Start Data for processing
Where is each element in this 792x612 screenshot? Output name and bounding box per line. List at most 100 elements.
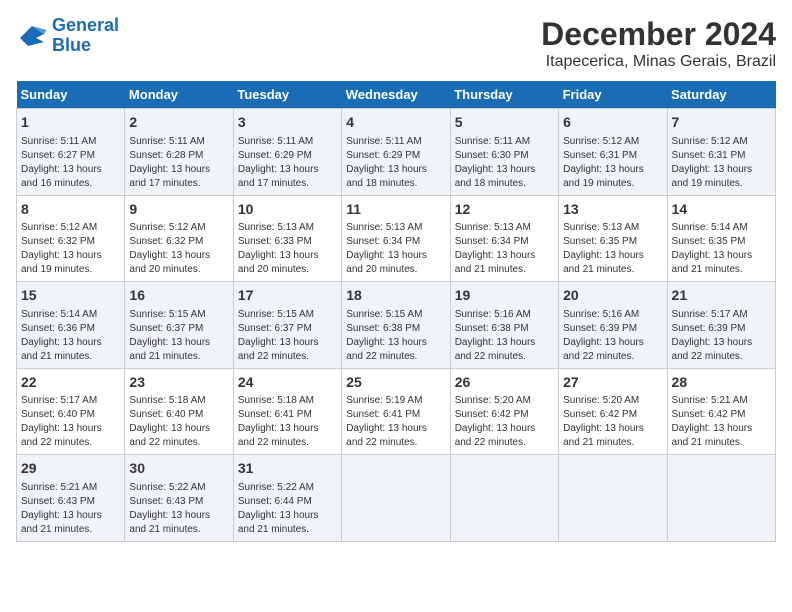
day-number: 16 (129, 286, 228, 306)
calendar-cell: 10Sunrise: 5:13 AMSunset: 6:33 PMDayligh… (233, 195, 341, 282)
day-number: 14 (672, 200, 771, 220)
day-number: 13 (563, 200, 662, 220)
day-info: Sunrise: 5:21 AMSunset: 6:43 PMDaylight:… (21, 481, 120, 537)
day-info: Sunrise: 5:12 AMSunset: 6:31 PMDaylight:… (672, 135, 771, 191)
logo-icon (16, 22, 48, 50)
calendar-cell (450, 455, 558, 542)
calendar-cell (559, 455, 667, 542)
day-of-week-tuesday: Tuesday (233, 81, 341, 109)
day-of-week-wednesday: Wednesday (342, 81, 450, 109)
day-info: Sunrise: 5:22 AMSunset: 6:43 PMDaylight:… (129, 481, 228, 537)
day-number: 24 (238, 373, 337, 393)
logo-text: General Blue (52, 16, 119, 56)
day-info: Sunrise: 5:16 AMSunset: 6:39 PMDaylight:… (563, 308, 662, 364)
day-info: Sunrise: 5:11 AMSunset: 6:28 PMDaylight:… (129, 135, 228, 191)
day-info: Sunrise: 5:19 AMSunset: 6:41 PMDaylight:… (346, 394, 445, 450)
calendar-cell: 1Sunrise: 5:11 AMSunset: 6:27 PMDaylight… (17, 109, 125, 196)
day-number: 22 (21, 373, 120, 393)
day-number: 23 (129, 373, 228, 393)
day-info: Sunrise: 5:17 AMSunset: 6:39 PMDaylight:… (672, 308, 771, 364)
day-info: Sunrise: 5:11 AMSunset: 6:27 PMDaylight:… (21, 135, 120, 191)
calendar-cell: 4Sunrise: 5:11 AMSunset: 6:29 PMDaylight… (342, 109, 450, 196)
calendar-cell: 8Sunrise: 5:12 AMSunset: 6:32 PMDaylight… (17, 195, 125, 282)
day-number: 29 (21, 459, 120, 479)
calendar-cell: 2Sunrise: 5:11 AMSunset: 6:28 PMDaylight… (125, 109, 233, 196)
day-of-week-monday: Monday (125, 81, 233, 109)
day-info: Sunrise: 5:20 AMSunset: 6:42 PMDaylight:… (563, 394, 662, 450)
calendar-cell: 18Sunrise: 5:15 AMSunset: 6:38 PMDayligh… (342, 282, 450, 369)
week-row-3: 15Sunrise: 5:14 AMSunset: 6:36 PMDayligh… (17, 282, 776, 369)
day-number: 6 (563, 113, 662, 133)
day-info: Sunrise: 5:18 AMSunset: 6:41 PMDaylight:… (238, 394, 337, 450)
calendar-cell: 17Sunrise: 5:15 AMSunset: 6:37 PMDayligh… (233, 282, 341, 369)
day-info: Sunrise: 5:14 AMSunset: 6:36 PMDaylight:… (21, 308, 120, 364)
day-info: Sunrise: 5:16 AMSunset: 6:38 PMDaylight:… (455, 308, 554, 364)
calendar-cell: 21Sunrise: 5:17 AMSunset: 6:39 PMDayligh… (667, 282, 775, 369)
title-block: December 2024 Itapecerica, Minas Gerais,… (541, 16, 776, 71)
day-number: 9 (129, 200, 228, 220)
calendar-cell: 20Sunrise: 5:16 AMSunset: 6:39 PMDayligh… (559, 282, 667, 369)
day-number: 10 (238, 200, 337, 220)
day-of-week-sunday: Sunday (17, 81, 125, 109)
calendar-table: SundayMondayTuesdayWednesdayThursdayFrid… (16, 81, 776, 542)
day-info: Sunrise: 5:18 AMSunset: 6:40 PMDaylight:… (129, 394, 228, 450)
calendar-cell: 23Sunrise: 5:18 AMSunset: 6:40 PMDayligh… (125, 368, 233, 455)
calendar-cell: 25Sunrise: 5:19 AMSunset: 6:41 PMDayligh… (342, 368, 450, 455)
day-of-week-thursday: Thursday (450, 81, 558, 109)
logo: General Blue (16, 16, 119, 56)
page-subtitle: Itapecerica, Minas Gerais, Brazil (541, 53, 776, 71)
calendar-cell: 7Sunrise: 5:12 AMSunset: 6:31 PMDaylight… (667, 109, 775, 196)
day-info: Sunrise: 5:13 AMSunset: 6:34 PMDaylight:… (346, 221, 445, 277)
page-header: General Blue December 2024 Itapecerica, … (16, 16, 776, 71)
day-number: 12 (455, 200, 554, 220)
logo-line2: Blue (52, 35, 91, 55)
calendar-cell: 12Sunrise: 5:13 AMSunset: 6:34 PMDayligh… (450, 195, 558, 282)
day-info: Sunrise: 5:20 AMSunset: 6:42 PMDaylight:… (455, 394, 554, 450)
week-row-2: 8Sunrise: 5:12 AMSunset: 6:32 PMDaylight… (17, 195, 776, 282)
calendar-cell: 11Sunrise: 5:13 AMSunset: 6:34 PMDayligh… (342, 195, 450, 282)
logo-line1: General (52, 15, 119, 35)
day-info: Sunrise: 5:21 AMSunset: 6:42 PMDaylight:… (672, 394, 771, 450)
calendar-cell: 28Sunrise: 5:21 AMSunset: 6:42 PMDayligh… (667, 368, 775, 455)
day-number: 19 (455, 286, 554, 306)
calendar-cell: 31Sunrise: 5:22 AMSunset: 6:44 PMDayligh… (233, 455, 341, 542)
day-of-week-saturday: Saturday (667, 81, 775, 109)
week-row-5: 29Sunrise: 5:21 AMSunset: 6:43 PMDayligh… (17, 455, 776, 542)
calendar-cell: 29Sunrise: 5:21 AMSunset: 6:43 PMDayligh… (17, 455, 125, 542)
calendar-cell: 9Sunrise: 5:12 AMSunset: 6:32 PMDaylight… (125, 195, 233, 282)
day-info: Sunrise: 5:11 AMSunset: 6:30 PMDaylight:… (455, 135, 554, 191)
day-info: Sunrise: 5:11 AMSunset: 6:29 PMDaylight:… (238, 135, 337, 191)
day-number: 25 (346, 373, 445, 393)
day-info: Sunrise: 5:13 AMSunset: 6:33 PMDaylight:… (238, 221, 337, 277)
day-number: 26 (455, 373, 554, 393)
day-info: Sunrise: 5:13 AMSunset: 6:34 PMDaylight:… (455, 221, 554, 277)
day-info: Sunrise: 5:15 AMSunset: 6:37 PMDaylight:… (129, 308, 228, 364)
day-info: Sunrise: 5:15 AMSunset: 6:37 PMDaylight:… (238, 308, 337, 364)
calendar-cell: 30Sunrise: 5:22 AMSunset: 6:43 PMDayligh… (125, 455, 233, 542)
day-of-week-friday: Friday (559, 81, 667, 109)
day-number: 21 (672, 286, 771, 306)
day-number: 31 (238, 459, 337, 479)
day-info: Sunrise: 5:14 AMSunset: 6:35 PMDaylight:… (672, 221, 771, 277)
day-number: 11 (346, 200, 445, 220)
calendar-cell (667, 455, 775, 542)
day-info: Sunrise: 5:12 AMSunset: 6:31 PMDaylight:… (563, 135, 662, 191)
day-number: 18 (346, 286, 445, 306)
week-row-4: 22Sunrise: 5:17 AMSunset: 6:40 PMDayligh… (17, 368, 776, 455)
calendar-cell: 5Sunrise: 5:11 AMSunset: 6:30 PMDaylight… (450, 109, 558, 196)
day-number: 30 (129, 459, 228, 479)
day-info: Sunrise: 5:12 AMSunset: 6:32 PMDaylight:… (21, 221, 120, 277)
day-number: 7 (672, 113, 771, 133)
calendar-cell: 3Sunrise: 5:11 AMSunset: 6:29 PMDaylight… (233, 109, 341, 196)
day-info: Sunrise: 5:17 AMSunset: 6:40 PMDaylight:… (21, 394, 120, 450)
day-number: 28 (672, 373, 771, 393)
calendar-cell: 16Sunrise: 5:15 AMSunset: 6:37 PMDayligh… (125, 282, 233, 369)
day-info: Sunrise: 5:22 AMSunset: 6:44 PMDaylight:… (238, 481, 337, 537)
week-row-1: 1Sunrise: 5:11 AMSunset: 6:27 PMDaylight… (17, 109, 776, 196)
day-info: Sunrise: 5:13 AMSunset: 6:35 PMDaylight:… (563, 221, 662, 277)
day-number: 17 (238, 286, 337, 306)
calendar-cell (342, 455, 450, 542)
day-number: 15 (21, 286, 120, 306)
day-number: 1 (21, 113, 120, 133)
day-info: Sunrise: 5:12 AMSunset: 6:32 PMDaylight:… (129, 221, 228, 277)
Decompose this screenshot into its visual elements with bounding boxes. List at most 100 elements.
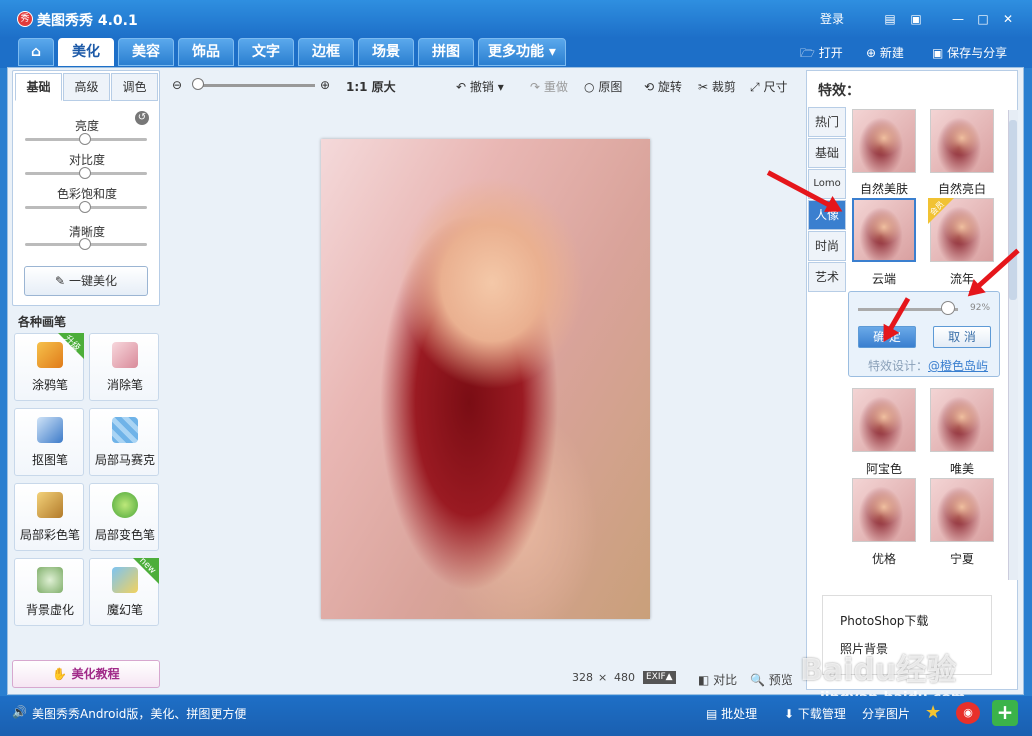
- brush-mosaic[interactable]: 局部马赛克: [89, 408, 159, 476]
- maximize-icon[interactable]: □: [975, 11, 991, 27]
- home-tab[interactable]: ⌂: [18, 38, 54, 66]
- brush-label: 局部彩色笔: [19, 528, 80, 542]
- brush-cutout[interactable]: 抠图笔: [14, 408, 84, 476]
- category-art[interactable]: 艺术: [808, 262, 846, 292]
- category-basic[interactable]: 基础: [808, 138, 846, 168]
- rotate-button[interactable]: ⟲ 旋转: [644, 78, 682, 95]
- minimize-icon[interactable]: —: [950, 11, 966, 27]
- effect-thumb-yoge[interactable]: [852, 478, 916, 542]
- exif-button[interactable]: EXIF▲: [643, 671, 676, 684]
- weibo-icon[interactable]: ◉: [956, 702, 980, 724]
- effects-scrollbar-thumb[interactable]: [1009, 120, 1017, 300]
- subtab-color[interactable]: 调色: [111, 73, 158, 101]
- tab-text[interactable]: 文字: [238, 38, 294, 66]
- save-icon: ▣: [932, 46, 944, 60]
- brightness-label: 亮度: [74, 119, 99, 133]
- star-icon[interactable]: ★: [925, 702, 947, 724]
- home-icon: ⌂: [30, 44, 42, 60]
- crop-button[interactable]: ✂ 裁剪: [698, 78, 736, 95]
- undo-button[interactable]: ↶ 撤销 ▾: [456, 78, 504, 95]
- app-logo-icon: 秀: [17, 11, 33, 27]
- sharpness-knob[interactable]: [79, 238, 91, 250]
- saturation-knob[interactable]: [79, 201, 91, 213]
- brush-label: 魔幻笔: [106, 603, 143, 617]
- batch-button[interactable]: ▤ 批处理: [706, 705, 757, 722]
- zoom-original-button[interactable]: 1:1 原大: [346, 78, 396, 95]
- blur-icon: [37, 567, 63, 593]
- zoom-slider[interactable]: [195, 84, 315, 87]
- brush-label: 抠图笔: [31, 453, 68, 467]
- original-button[interactable]: ○ 原图: [584, 78, 622, 95]
- subtab-advanced[interactable]: 高级: [63, 73, 110, 101]
- ad-link-photoshop[interactable]: PhotoShop下载: [840, 612, 928, 629]
- open-button[interactable]: 🗁 打开: [800, 44, 843, 65]
- effect-thumb-dreamy[interactable]: [930, 388, 994, 452]
- promo-text[interactable]: 美图秀秀Android版，美化、拼图更方便: [32, 705, 246, 722]
- brightness-knob[interactable]: [79, 133, 91, 145]
- login-link[interactable]: 登录: [820, 10, 844, 27]
- new-button[interactable]: ⊕ 新建: [866, 44, 904, 61]
- download-icon: ⬇: [784, 707, 795, 721]
- add-icon[interactable]: +: [992, 700, 1018, 726]
- hand-icon: ✋: [52, 667, 68, 681]
- tab-scene[interactable]: 场景: [358, 38, 414, 66]
- image-width: 328: [572, 671, 593, 684]
- effect-thumb-cloud[interactable]: [852, 198, 916, 262]
- credit-link[interactable]: @橙色岛屿: [928, 359, 988, 373]
- category-hot[interactable]: 热门: [808, 107, 846, 137]
- close-icon[interactable]: ✕: [1000, 11, 1016, 27]
- zoom-knob[interactable]: [192, 78, 204, 90]
- zoom-out-icon[interactable]: ⊖: [172, 78, 182, 92]
- effect-thumb-ningxia[interactable]: [930, 478, 994, 542]
- tab-collage[interactable]: 拼图: [418, 38, 474, 66]
- brushes-heading: 各种画笔: [18, 315, 67, 329]
- effect-label: 阿宝色: [865, 462, 902, 476]
- zoom-in-icon[interactable]: ⊕: [320, 78, 330, 92]
- preview-label: 预览: [768, 673, 793, 687]
- brush-doodle[interactable]: 升级 涂鸦笔: [14, 333, 84, 401]
- tab-more[interactable]: 更多功能 ▾: [478, 38, 566, 66]
- mosaic-icon: [112, 417, 138, 443]
- skin-icon[interactable]: ▣: [908, 11, 924, 27]
- redo-icon: ↷: [530, 80, 541, 94]
- feedback-icon[interactable]: ▤: [882, 11, 898, 27]
- speaker-icon: 🔊: [12, 705, 27, 719]
- brush-magic[interactable]: new 魔幻笔: [89, 556, 159, 626]
- app-title: 美图秀秀 4.0.1: [37, 13, 138, 29]
- tutorial-button[interactable]: ✋ 美化教程: [12, 660, 160, 688]
- intensity-value: 92%: [970, 303, 991, 313]
- download-manager-button[interactable]: ⬇ 下载管理: [784, 705, 846, 722]
- compare-button[interactable]: ◧ 对比: [698, 671, 737, 688]
- brush-eraser[interactable]: 消除笔: [89, 333, 159, 401]
- brush-local-color[interactable]: 局部彩色笔: [14, 483, 84, 551]
- scissors-icon: ✂: [698, 80, 709, 94]
- subtab-basic[interactable]: 基础: [15, 73, 62, 101]
- tab-beautify[interactable]: 美化: [58, 38, 114, 66]
- effect-credit: 特效设计：@橙色岛屿: [868, 357, 988, 374]
- redo-button[interactable]: ↷ 重做: [530, 78, 568, 95]
- circle-icon: ○: [584, 80, 595, 94]
- undo-label: 撤销: [469, 80, 494, 94]
- tab-frame[interactable]: 边框: [298, 38, 354, 66]
- effect-thumb-abao[interactable]: [852, 388, 916, 452]
- save-share-button[interactable]: ▣ 保存与分享: [932, 44, 1007, 61]
- cancel-button[interactable]: 取 消: [933, 326, 991, 348]
- intensity-knob[interactable]: [941, 301, 955, 315]
- contrast-knob[interactable]: [79, 167, 91, 179]
- contrast-label: 对比度: [68, 153, 105, 167]
- tab-accessories[interactable]: 饰品: [178, 38, 234, 66]
- preview-button[interactable]: 🔍 预览: [750, 671, 793, 688]
- effect-thumb-natural-skin[interactable]: [852, 109, 916, 173]
- category-fashion[interactable]: 时尚: [808, 231, 846, 261]
- effect-thumb-natural-white[interactable]: [930, 109, 994, 173]
- brush-label: 涂鸦笔: [31, 378, 68, 392]
- one-click-beautify-button[interactable]: ✎ 一键美化: [24, 266, 148, 296]
- brush-label: 局部马赛克: [94, 453, 155, 467]
- tab-beauty[interactable]: 美容: [118, 38, 174, 66]
- brush-color-change[interactable]: 局部变色笔: [89, 483, 159, 551]
- brush-background-blur[interactable]: 背景虚化: [14, 558, 84, 626]
- resize-button[interactable]: ⤢ 尺寸: [750, 78, 787, 95]
- effect-label: 自然亮白: [937, 182, 986, 196]
- plus-circle-icon: ⊕: [866, 46, 877, 60]
- share-image-button[interactable]: 分享图片: [862, 705, 910, 722]
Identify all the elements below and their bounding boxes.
End Data for processing
Aim of the task:
Report how many of the lines above contain the string "download" with its case matched exactly, and reply with the number alone.

Answer in full:
2